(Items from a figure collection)
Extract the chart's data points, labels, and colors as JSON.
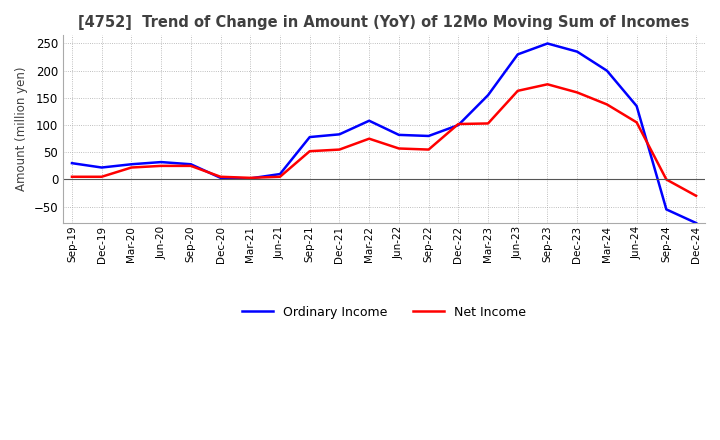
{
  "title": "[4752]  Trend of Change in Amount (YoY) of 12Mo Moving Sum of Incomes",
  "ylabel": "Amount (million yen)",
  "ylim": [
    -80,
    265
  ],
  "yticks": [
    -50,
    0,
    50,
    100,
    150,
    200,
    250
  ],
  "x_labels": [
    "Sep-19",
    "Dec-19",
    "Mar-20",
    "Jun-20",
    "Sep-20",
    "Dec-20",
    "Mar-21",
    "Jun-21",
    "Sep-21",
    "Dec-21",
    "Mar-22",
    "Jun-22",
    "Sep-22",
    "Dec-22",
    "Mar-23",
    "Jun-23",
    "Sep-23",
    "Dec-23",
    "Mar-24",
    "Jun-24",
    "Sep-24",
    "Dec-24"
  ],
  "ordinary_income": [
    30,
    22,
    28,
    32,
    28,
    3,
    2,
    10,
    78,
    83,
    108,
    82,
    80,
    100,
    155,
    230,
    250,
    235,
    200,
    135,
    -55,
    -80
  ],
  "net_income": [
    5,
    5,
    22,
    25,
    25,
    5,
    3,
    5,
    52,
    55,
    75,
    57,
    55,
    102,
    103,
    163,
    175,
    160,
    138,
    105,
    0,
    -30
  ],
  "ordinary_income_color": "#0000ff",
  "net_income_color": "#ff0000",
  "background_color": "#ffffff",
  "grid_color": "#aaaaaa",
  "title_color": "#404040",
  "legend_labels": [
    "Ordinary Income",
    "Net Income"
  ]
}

What to work on:
Filter the records down to the lines that contain the string "Amount", and copy those lines.

Final result:
  "title": "[4752]  Trend of Change in Amount (YoY) of 12Mo Moving Sum of Incomes",
  "ylabel": "Amount (million yen)",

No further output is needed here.